Wherever the string "marker" occurs in a line of these records, report that line.

Start EXCERPTED RECORDS

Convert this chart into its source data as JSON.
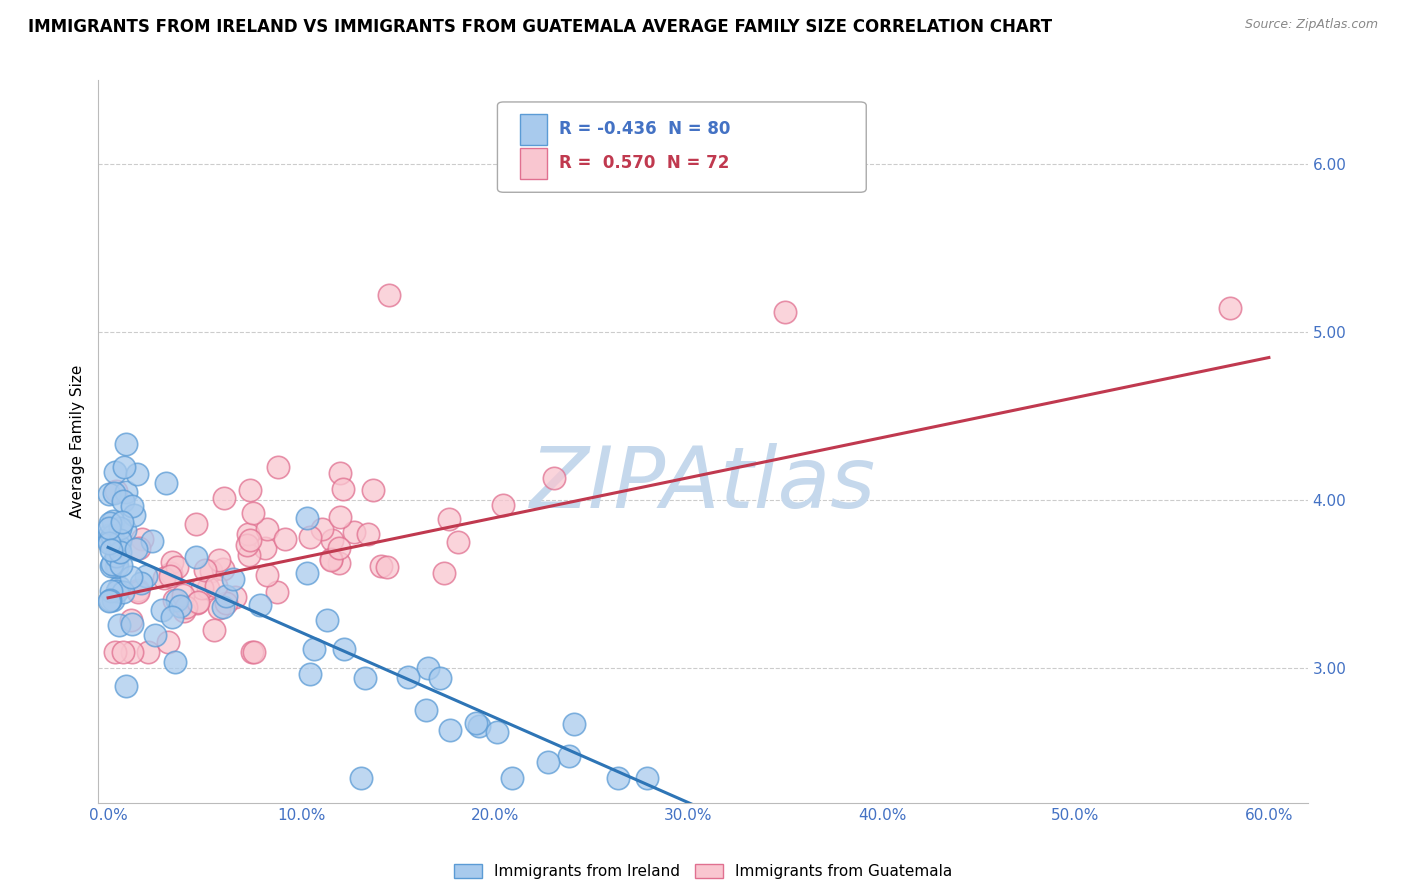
{
  "title": "IMMIGRANTS FROM IRELAND VS IMMIGRANTS FROM GUATEMALA AVERAGE FAMILY SIZE CORRELATION CHART",
  "source": "Source: ZipAtlas.com",
  "ylabel": "Average Family Size",
  "y_ticks_right": [
    3.0,
    4.0,
    5.0,
    6.0
  ],
  "x_ticks_vals": [
    0,
    10,
    20,
    30,
    40,
    50,
    60
  ],
  "x_ticks_labels": [
    "0.0%",
    "10.0%",
    "20.0%",
    "30.0%",
    "40.0%",
    "50.0%",
    "60.0%"
  ],
  "ireland_color": "#a8caed",
  "ireland_edge_color": "#5b9bd5",
  "ireland_line_color": "#2e75b6",
  "ireland_R": -0.436,
  "ireland_N": 80,
  "ireland_label": "Immigrants from Ireland",
  "guatemala_color": "#f9c6d0",
  "guatemala_edge_color": "#e07090",
  "guatemala_line_color": "#c0394f",
  "guatemala_R": 0.57,
  "guatemala_N": 72,
  "guatemala_label": "Immigrants from Guatemala",
  "watermark": "ZIPAtlas",
  "watermark_color": "#c5d8ec",
  "background_color": "#ffffff",
  "title_fontsize": 12,
  "tick_fontsize": 11,
  "tick_color": "#4472c4",
  "xlim": [
    -0.5,
    62
  ],
  "ylim": [
    2.2,
    6.5
  ],
  "ireland_trend_x": [
    0.0,
    31.0
  ],
  "ireland_trend_y": [
    3.72,
    2.15
  ],
  "guatemala_trend_x": [
    0.0,
    60.0
  ],
  "guatemala_trend_y": [
    3.42,
    4.85
  ]
}
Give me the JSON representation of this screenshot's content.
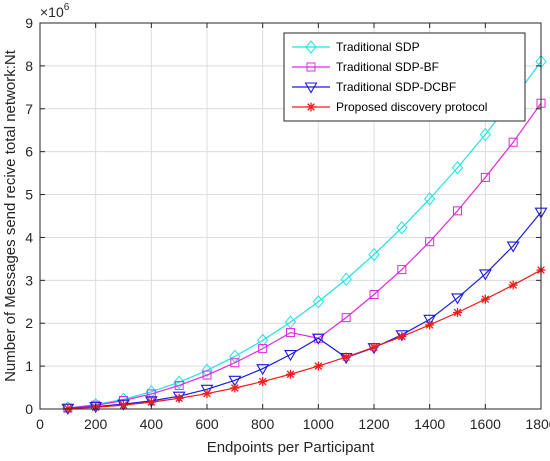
{
  "chart_data": {
    "type": "line",
    "xlabel": "Endpoints per Participant",
    "ylabel": "Number of Messages send recive total network:Nt",
    "y_exponent_label": "×10",
    "y_exponent": "6",
    "xlim": [
      0,
      1800
    ],
    "ylim": [
      0,
      9
    ],
    "x_ticks": [
      "0",
      "200",
      "400",
      "600",
      "800",
      "1000",
      "1200",
      "1400",
      "1600",
      "1800"
    ],
    "y_ticks": [
      "0",
      "1",
      "2",
      "3",
      "4",
      "5",
      "6",
      "7",
      "8",
      "9"
    ],
    "grid": true,
    "legend_position": "top-right",
    "x": [
      100,
      200,
      300,
      400,
      500,
      600,
      700,
      800,
      900,
      1000,
      1100,
      1200,
      1300,
      1400,
      1500,
      1600,
      1700,
      1800
    ],
    "series": [
      {
        "name": "Traditional SDP",
        "color": "#1fe3e3",
        "marker": "diamond",
        "values": [
          0.025,
          0.1,
          0.225,
          0.4,
          0.625,
          0.9,
          1.225,
          1.6,
          2.025,
          2.5,
          3.025,
          3.6,
          4.225,
          4.9,
          5.625,
          6.4,
          7.225,
          8.1
        ]
      },
      {
        "name": "Traditional SDP-BF",
        "color": "#e028e0",
        "marker": "square",
        "values": [
          0.022,
          0.088,
          0.198,
          0.352,
          0.55,
          0.792,
          1.078,
          1.408,
          1.782,
          1.65,
          2.13,
          2.67,
          3.25,
          3.9,
          4.62,
          5.4,
          6.22,
          7.13
        ]
      },
      {
        "name": "Traditional SDP-DCBF",
        "color": "#1a1ae8",
        "marker": "triangle-down",
        "values": [
          0.016,
          0.056,
          0.113,
          0.19,
          0.298,
          0.46,
          0.67,
          0.94,
          1.27,
          1.65,
          1.2,
          1.43,
          1.73,
          2.09,
          2.59,
          3.15,
          3.8,
          4.59
        ]
      },
      {
        "name": "Proposed discovery protocol",
        "color": "#f21c1c",
        "marker": "star",
        "values": [
          0.01,
          0.04,
          0.09,
          0.16,
          0.25,
          0.36,
          0.49,
          0.64,
          0.81,
          1.0,
          1.21,
          1.44,
          1.69,
          1.96,
          2.25,
          2.56,
          2.89,
          3.24
        ]
      }
    ]
  }
}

End EXCERPTED RECORDS

# CORRECT ANSWER:
        "marker": "diamond",
        "marker": "square",
        "marker": "triangle-down",
        "marker": "star",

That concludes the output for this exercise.